I travel a lot, but rarely for the express purpose of vacationing. My considerations for travel-knitting, in general, are designs that are in-process works that are at a point where a significant amount of mindless, or at least not-difficult-to-record knitting is in store. This way, I get 'work' knitting done without having to sit in front of Illustrator or InDesign, activities which I prefer to do only on the Homefront.
So, when a true Vacation came along I thought my travel knitting should reflect this change, and I decided to bring simple, 100% pleasure-knitting that required no pattern, no notes, and very little brainwork. I wanted projects that were geared towards my hands and allowed enjoyment of the simple act of knitting. And oh how wonderful it was!
I took small amounts of two special yarns that were both worthy of a special occasion. First, one beautiful skein of Buffalo Gals Yarn -- a very special 2-ply Bison/Merino yarn, hand-dyed by Fiber Sage Judith MacKenzie McCuin -- which I was fortunate enough to acquire directly from the source (Judith's hands) and have been savoring ever since. The other, my recently spun Romney 2-Ply, which is as light as a feather and wonderfully woolly.
I fell deeply in love with Judith's dye work, and this rust orange skein stole my breath. Bison, as it turns out, takes dye incredibly well and this skein seemed to almost shimmer with some other-worldly presence (again, I attribute this to Judith's sage-like energy.)

Rows
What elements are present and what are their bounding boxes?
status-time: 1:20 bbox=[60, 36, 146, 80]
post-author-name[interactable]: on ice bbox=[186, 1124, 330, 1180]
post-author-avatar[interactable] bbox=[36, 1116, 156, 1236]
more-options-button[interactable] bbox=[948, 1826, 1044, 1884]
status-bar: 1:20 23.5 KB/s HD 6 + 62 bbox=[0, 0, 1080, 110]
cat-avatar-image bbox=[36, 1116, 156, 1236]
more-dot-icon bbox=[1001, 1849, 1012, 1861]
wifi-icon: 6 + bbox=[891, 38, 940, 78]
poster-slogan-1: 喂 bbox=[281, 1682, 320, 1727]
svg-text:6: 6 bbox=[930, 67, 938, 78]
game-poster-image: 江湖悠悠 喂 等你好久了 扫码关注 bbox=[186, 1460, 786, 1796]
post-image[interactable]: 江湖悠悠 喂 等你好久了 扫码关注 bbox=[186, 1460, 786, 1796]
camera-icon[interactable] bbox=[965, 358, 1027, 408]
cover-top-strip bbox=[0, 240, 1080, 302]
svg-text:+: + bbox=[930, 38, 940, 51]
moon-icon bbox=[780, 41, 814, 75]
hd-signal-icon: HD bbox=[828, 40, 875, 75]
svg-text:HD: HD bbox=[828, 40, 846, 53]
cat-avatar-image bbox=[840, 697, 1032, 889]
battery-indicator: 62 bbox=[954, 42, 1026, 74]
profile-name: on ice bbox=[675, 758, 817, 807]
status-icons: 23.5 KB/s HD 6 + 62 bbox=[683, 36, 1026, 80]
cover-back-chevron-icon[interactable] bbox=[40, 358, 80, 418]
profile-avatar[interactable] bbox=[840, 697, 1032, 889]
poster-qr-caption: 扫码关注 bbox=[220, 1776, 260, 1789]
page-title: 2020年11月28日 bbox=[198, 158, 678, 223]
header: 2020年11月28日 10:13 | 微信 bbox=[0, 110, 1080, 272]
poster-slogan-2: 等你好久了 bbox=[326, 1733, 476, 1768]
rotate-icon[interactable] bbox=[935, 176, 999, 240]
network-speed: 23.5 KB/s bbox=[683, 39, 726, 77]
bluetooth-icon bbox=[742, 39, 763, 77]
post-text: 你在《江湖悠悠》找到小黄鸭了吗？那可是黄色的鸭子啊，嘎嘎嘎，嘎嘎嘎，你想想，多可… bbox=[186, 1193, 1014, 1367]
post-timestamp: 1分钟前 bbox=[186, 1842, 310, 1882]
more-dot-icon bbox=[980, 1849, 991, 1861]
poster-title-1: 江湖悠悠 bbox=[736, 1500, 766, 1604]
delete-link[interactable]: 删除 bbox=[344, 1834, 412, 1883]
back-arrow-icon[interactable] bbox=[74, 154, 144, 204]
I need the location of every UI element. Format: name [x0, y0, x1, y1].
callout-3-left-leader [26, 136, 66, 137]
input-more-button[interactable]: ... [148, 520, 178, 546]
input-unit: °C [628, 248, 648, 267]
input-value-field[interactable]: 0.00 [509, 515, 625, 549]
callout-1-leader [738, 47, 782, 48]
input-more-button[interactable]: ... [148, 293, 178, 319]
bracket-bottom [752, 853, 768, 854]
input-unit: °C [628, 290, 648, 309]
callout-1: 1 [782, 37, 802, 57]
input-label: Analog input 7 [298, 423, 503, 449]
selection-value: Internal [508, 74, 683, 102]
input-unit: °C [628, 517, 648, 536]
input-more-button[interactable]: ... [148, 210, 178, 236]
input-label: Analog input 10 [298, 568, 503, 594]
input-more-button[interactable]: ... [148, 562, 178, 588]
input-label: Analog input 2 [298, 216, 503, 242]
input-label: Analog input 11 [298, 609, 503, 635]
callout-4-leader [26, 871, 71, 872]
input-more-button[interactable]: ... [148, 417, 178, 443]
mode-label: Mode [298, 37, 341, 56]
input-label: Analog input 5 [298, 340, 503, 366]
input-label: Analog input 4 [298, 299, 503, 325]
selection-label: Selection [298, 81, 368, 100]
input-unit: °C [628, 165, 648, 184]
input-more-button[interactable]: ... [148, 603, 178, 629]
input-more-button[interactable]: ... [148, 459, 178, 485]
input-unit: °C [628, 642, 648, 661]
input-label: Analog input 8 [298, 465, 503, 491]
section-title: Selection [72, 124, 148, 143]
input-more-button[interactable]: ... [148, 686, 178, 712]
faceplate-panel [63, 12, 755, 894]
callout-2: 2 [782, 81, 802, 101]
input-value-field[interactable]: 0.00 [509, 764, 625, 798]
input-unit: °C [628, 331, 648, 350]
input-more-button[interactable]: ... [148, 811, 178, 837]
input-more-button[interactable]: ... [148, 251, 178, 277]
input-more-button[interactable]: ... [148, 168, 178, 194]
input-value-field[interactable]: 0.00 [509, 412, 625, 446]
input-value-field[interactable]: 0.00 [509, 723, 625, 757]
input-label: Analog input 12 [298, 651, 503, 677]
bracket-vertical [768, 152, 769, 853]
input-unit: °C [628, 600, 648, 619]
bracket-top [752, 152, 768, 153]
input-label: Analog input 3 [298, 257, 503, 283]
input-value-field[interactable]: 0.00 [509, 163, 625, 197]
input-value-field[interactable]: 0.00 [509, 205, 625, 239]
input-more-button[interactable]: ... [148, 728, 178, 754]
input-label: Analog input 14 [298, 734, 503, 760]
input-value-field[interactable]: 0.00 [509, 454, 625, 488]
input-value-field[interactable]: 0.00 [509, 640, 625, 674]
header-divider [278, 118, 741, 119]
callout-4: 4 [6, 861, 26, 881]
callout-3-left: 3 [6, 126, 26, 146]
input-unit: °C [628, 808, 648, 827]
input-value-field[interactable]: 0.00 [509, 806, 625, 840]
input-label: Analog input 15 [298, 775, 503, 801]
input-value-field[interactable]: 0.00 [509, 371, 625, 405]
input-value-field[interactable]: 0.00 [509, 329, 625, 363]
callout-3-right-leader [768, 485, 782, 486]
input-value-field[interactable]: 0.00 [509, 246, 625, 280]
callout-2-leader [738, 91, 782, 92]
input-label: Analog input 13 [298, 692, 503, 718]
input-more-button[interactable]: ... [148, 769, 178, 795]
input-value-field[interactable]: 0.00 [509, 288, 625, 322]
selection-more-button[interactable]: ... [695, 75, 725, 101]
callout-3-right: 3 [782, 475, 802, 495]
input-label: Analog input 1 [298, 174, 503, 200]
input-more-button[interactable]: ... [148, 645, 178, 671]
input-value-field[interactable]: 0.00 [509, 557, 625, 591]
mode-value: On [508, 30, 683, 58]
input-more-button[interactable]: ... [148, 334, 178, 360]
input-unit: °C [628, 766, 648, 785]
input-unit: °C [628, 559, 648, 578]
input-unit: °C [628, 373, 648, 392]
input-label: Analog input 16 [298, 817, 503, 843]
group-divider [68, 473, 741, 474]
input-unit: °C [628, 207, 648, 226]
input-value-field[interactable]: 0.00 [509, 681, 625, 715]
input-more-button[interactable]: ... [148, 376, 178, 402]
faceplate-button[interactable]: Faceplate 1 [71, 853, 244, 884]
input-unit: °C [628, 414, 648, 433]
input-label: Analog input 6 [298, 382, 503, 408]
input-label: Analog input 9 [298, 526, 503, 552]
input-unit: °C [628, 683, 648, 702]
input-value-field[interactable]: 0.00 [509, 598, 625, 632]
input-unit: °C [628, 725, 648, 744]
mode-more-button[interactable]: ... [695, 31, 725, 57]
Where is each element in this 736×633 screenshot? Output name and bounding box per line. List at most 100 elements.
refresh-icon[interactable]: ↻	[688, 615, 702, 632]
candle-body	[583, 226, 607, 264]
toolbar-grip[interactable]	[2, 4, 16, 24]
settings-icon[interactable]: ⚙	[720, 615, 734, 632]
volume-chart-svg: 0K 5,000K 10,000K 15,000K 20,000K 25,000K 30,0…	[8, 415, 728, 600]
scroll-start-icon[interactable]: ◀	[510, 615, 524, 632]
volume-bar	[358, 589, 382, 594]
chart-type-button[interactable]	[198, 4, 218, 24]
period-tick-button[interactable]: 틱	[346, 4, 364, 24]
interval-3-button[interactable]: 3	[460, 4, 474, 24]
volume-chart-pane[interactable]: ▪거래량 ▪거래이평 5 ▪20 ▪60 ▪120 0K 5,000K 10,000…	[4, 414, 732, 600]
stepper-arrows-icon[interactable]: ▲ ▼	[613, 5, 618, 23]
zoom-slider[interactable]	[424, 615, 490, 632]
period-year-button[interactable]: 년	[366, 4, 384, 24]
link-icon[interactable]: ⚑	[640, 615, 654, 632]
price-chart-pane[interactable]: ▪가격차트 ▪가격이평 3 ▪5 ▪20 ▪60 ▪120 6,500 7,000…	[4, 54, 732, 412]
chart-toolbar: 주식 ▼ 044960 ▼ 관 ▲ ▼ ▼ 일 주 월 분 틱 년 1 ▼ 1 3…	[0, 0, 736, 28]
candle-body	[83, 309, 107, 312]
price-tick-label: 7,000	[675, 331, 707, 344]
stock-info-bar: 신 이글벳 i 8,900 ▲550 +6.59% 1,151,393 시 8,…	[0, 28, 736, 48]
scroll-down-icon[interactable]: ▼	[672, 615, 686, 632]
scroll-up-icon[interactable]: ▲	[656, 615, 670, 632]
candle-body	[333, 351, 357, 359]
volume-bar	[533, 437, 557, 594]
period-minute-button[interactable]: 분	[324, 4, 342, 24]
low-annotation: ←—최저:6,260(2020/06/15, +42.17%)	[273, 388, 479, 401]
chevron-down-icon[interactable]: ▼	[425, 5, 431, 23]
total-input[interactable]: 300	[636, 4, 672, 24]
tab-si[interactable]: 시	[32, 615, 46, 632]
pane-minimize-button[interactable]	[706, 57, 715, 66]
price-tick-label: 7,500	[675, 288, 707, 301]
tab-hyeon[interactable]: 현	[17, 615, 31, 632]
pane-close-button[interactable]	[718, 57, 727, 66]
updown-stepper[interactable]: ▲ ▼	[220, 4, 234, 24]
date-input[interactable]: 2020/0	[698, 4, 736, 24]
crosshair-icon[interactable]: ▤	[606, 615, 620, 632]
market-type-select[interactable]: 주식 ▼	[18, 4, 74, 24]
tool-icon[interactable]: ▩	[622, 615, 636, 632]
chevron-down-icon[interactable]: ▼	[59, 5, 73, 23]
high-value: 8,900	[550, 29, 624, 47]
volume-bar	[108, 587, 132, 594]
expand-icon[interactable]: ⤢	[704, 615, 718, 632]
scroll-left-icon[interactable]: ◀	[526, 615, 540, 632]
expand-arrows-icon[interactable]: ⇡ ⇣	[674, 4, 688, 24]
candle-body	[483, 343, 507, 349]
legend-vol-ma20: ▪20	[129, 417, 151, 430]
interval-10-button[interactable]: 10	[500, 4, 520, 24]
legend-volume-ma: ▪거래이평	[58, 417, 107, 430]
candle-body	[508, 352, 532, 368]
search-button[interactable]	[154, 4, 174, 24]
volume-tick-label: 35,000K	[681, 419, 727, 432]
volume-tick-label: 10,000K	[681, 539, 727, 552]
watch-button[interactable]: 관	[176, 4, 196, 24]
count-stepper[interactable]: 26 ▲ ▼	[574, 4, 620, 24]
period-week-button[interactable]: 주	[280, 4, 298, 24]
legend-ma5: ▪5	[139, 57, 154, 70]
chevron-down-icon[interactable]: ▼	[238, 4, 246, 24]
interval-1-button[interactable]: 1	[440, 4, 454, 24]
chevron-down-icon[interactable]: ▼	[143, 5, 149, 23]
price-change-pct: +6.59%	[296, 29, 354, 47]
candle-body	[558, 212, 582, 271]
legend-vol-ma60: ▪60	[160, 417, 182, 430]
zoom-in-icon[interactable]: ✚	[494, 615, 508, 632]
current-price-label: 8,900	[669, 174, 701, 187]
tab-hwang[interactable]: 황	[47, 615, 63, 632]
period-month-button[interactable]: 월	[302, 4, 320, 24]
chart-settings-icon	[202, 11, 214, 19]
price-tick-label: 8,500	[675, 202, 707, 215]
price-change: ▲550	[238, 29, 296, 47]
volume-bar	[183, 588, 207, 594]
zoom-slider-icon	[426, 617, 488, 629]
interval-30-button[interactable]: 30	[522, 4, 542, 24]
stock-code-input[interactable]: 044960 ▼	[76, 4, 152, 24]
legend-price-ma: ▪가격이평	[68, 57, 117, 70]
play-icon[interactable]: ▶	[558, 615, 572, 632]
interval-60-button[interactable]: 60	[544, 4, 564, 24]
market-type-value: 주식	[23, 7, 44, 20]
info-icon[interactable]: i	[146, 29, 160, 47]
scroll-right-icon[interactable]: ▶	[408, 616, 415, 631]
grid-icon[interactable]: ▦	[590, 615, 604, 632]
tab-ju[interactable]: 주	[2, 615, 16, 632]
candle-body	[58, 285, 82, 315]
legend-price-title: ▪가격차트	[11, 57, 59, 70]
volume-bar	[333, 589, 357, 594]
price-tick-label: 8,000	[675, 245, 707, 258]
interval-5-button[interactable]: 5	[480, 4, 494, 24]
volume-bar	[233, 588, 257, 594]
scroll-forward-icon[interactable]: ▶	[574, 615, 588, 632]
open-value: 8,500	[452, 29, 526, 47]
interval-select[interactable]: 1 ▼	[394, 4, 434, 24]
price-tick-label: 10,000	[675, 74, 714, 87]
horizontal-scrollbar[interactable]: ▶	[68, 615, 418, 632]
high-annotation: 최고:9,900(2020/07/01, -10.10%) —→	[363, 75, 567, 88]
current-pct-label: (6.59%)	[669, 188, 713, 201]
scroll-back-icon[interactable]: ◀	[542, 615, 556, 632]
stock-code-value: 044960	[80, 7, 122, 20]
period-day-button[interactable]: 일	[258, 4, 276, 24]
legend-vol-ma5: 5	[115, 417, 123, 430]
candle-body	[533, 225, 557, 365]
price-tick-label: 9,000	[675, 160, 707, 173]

Tasks to perform
1. In the travel-knitting passage, what two fibers make up the Buffalo Gals Yarn?
2. Reproduce the travel-knitting passage between "So, when a true" and "and wonderfully woolly.", inclusive.
3. Do these statements agree with the travel-knitting passage? Answer yes or no for each, quoting the words that decide it. (a) The vacation projects required a pattern. (b) The Buffalo Gals skein was rust orange. (c) The writer prefers to work in Illustrator or InDesign only at home.

Answers to the exercises
1. Bison and Merino.

2.
So, when a true Vacation came along I thought my travel knitting should reflect this change, and I decided to bring simple, 100% pleasure-knitting that required no pattern, no notes, and very little brainwork. I wanted projects that were geared towards my hands and allowed enjoyment of the simple act of knitting. And oh how wonderful it was!
I took small amounts of two special yarns that were both worthy of a special occasion. First, one beautiful skein of Buffalo Gals Yarn -- a very special 2-ply Bison/Merino yarn, hand-dyed by Fiber Sage Judith MacKenzie McCuin -- which I was fortunate enough to acquire directly from the source (Judith's hands) and have been savoring ever since. The other, my recently spun Romney 2-Ply, which is as light as a feather and wonderfully woolly.

3.
(a) No: "required no pattern, no notes, and very little brainwork"
(b) Yes: "this rust orange skein stole my breath"
(c) Yes: "activities which I prefer to do only on the Homefront"